(Some records)
################

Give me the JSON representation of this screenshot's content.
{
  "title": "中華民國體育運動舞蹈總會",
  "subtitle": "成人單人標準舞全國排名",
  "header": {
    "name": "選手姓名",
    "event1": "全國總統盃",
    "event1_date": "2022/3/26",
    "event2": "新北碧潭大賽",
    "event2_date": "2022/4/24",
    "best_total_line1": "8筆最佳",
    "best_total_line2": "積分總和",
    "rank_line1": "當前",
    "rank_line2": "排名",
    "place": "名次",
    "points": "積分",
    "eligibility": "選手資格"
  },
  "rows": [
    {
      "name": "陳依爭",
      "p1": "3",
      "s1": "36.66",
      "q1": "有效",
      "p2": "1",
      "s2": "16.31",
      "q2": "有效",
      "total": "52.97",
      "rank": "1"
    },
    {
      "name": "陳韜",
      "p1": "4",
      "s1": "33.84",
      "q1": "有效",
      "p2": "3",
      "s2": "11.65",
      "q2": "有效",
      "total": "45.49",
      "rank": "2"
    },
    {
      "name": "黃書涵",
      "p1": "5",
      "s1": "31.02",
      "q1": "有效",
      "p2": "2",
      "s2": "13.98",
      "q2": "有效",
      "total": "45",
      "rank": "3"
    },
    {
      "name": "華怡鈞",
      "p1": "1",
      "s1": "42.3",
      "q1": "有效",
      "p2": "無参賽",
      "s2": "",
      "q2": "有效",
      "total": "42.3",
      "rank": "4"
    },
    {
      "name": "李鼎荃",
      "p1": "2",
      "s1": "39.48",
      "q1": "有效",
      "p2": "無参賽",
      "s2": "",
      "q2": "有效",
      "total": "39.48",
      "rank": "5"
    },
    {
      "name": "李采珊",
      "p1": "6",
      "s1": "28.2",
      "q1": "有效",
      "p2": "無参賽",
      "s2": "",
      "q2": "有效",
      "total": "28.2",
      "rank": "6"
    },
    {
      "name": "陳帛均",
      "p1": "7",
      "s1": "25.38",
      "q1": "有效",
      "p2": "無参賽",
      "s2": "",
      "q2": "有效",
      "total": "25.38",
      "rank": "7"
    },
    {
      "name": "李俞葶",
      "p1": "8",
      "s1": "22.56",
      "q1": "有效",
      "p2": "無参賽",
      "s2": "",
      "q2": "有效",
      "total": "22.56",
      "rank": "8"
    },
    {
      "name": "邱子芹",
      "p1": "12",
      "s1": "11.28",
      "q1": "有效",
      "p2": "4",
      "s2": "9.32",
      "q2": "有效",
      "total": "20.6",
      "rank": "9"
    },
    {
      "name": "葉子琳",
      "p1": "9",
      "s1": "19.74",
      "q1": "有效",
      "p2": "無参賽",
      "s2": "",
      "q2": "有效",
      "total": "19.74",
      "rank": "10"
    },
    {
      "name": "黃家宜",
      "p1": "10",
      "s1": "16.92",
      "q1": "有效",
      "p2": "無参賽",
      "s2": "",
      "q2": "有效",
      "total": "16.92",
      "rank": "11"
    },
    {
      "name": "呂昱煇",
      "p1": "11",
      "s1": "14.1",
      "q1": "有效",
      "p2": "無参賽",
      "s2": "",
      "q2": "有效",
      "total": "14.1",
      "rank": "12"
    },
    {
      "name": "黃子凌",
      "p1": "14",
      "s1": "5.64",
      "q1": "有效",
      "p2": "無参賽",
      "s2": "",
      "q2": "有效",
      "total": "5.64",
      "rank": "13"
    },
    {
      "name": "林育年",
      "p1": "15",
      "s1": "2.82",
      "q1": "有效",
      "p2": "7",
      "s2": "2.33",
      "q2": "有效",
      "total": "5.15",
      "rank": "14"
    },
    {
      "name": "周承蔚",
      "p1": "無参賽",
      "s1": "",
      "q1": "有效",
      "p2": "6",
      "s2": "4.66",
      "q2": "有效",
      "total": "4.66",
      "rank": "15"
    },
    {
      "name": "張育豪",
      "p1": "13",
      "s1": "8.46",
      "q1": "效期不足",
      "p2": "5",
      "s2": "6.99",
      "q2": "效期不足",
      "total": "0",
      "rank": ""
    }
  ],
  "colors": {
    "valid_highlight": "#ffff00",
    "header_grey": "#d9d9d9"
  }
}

################

PROBLEM STATEMENT: Repeat every entry exactly, please.

RESULT OF THIS EXERCISE:
Give me the JSON representation of this screenshot's content.
{
  "title": "中華民國體育運動舞蹈總會",
  "subtitle": "成人單人標準舞全國排名",
  "header": {
    "name": "選手姓名",
    "event1": "全國總統盃",
    "event1_date": "2022/3/26",
    "event2": "新北碧潭大賽",
    "event2_date": "2022/4/24",
    "best_total_line1": "8筆最佳",
    "best_total_line2": "積分總和",
    "rank_line1": "當前",
    "rank_line2": "排名",
    "place": "名次",
    "points": "積分",
    "eligibility": "選手資格"
  },
  "rows": [
    {
      "name": "陳依爭",
      "p1": "3",
      "s1": "36.66",
      "q1": "有效",
      "p2": "1",
      "s2": "16.31",
      "q2": "有效",
      "total": "52.97",
      "rank": "1"
    },
    {
      "name": "陳韜",
      "p1": "4",
      "s1": "33.84",
      "q1": "有效",
      "p2": "3",
      "s2": "11.65",
      "q2": "有效",
      "total": "45.49",
      "rank": "2"
    },
    {
      "name": "黃書涵",
      "p1": "5",
      "s1": "31.02",
      "q1": "有效",
      "p2": "2",
      "s2": "13.98",
      "q2": "有效",
      "total": "45",
      "rank": "3"
    },
    {
      "name": "華怡鈞",
      "p1": "1",
      "s1": "42.3",
      "q1": "有效",
      "p2": "無参賽",
      "s2": "",
      "q2": "有效",
      "total": "42.3",
      "rank": "4"
    },
    {
      "name": "李鼎荃",
      "p1": "2",
      "s1": "39.48",
      "q1": "有效",
      "p2": "無参賽",
      "s2": "",
      "q2": "有效",
      "total": "39.48",
      "rank": "5"
    },
    {
      "name": "李采珊",
      "p1": "6",
      "s1": "28.2",
      "q1": "有效",
      "p2": "無参賽",
      "s2": "",
      "q2": "有效",
      "total": "28.2",
      "rank": "6"
    },
    {
      "name": "陳帛均",
      "p1": "7",
      "s1": "25.38",
      "q1": "有效",
      "p2": "無参賽",
      "s2": "",
      "q2": "有效",
      "total": "25.38",
      "rank": "7"
    },
    {
      "name": "李俞葶",
      "p1": "8",
      "s1": "22.56",
      "q1": "有效",
      "p2": "無参賽",
      "s2": "",
      "q2": "有效",
      "total": "22.56",
      "rank": "8"
    },
    {
      "name": "邱子芹",
      "p1": "12",
      "s1": "11.28",
      "q1": "有效",
      "p2": "4",
      "s2": "9.32",
      "q2": "有效",
      "total": "20.6",
      "rank": "9"
    },
    {
      "name": "葉子琳",
      "p1": "9",
      "s1": "19.74",
      "q1": "有效",
      "p2": "無参賽",
      "s2": "",
      "q2": "有效",
      "total": "19.74",
      "rank": "10"
    },
    {
      "name": "黃家宜",
      "p1": "10",
      "s1": "16.92",
      "q1": "有效",
      "p2": "無参賽",
      "s2": "",
      "q2": "有效",
      "total": "16.92",
      "rank": "11"
    },
    {
      "name": "呂昱煇",
      "p1": "11",
      "s1": "14.1",
      "q1": "有效",
      "p2": "無参賽",
      "s2": "",
      "q2": "有效",
      "total": "14.1",
      "rank": "12"
    },
    {
      "name": "黃子凌",
      "p1": "14",
      "s1": "5.64",
      "q1": "有效",
      "p2": "無参賽",
      "s2": "",
      "q2": "有效",
      "total": "5.64",
      "rank": "13"
    },
    {
      "name": "林育年",
      "p1": "15",
      "s1": "2.82",
      "q1": "有效",
      "p2": "7",
      "s2": "2.33",
      "q2": "有效",
      "total": "5.15",
      "rank": "14"
    },
    {
      "name": "周承蔚",
      "p1": "無参賽",
      "s1": "",
      "q1": "有效",
      "p2": "6",
      "s2": "4.66",
      "q2": "有效",
      "total": "4.66",
      "rank": "15"
    },
    {
      "name": "張育豪",
      "p1": "13",
      "s1": "8.46",
      "q1": "效期不足",
      "p2": "5",
      "s2": "6.99",
      "q2": "效期不足",
      "total": "0",
      "rank": ""
    }
  ],
  "colors": {
    "valid_highlight": "#ffff00",
    "header_grey": "#d9d9d9"
  }
}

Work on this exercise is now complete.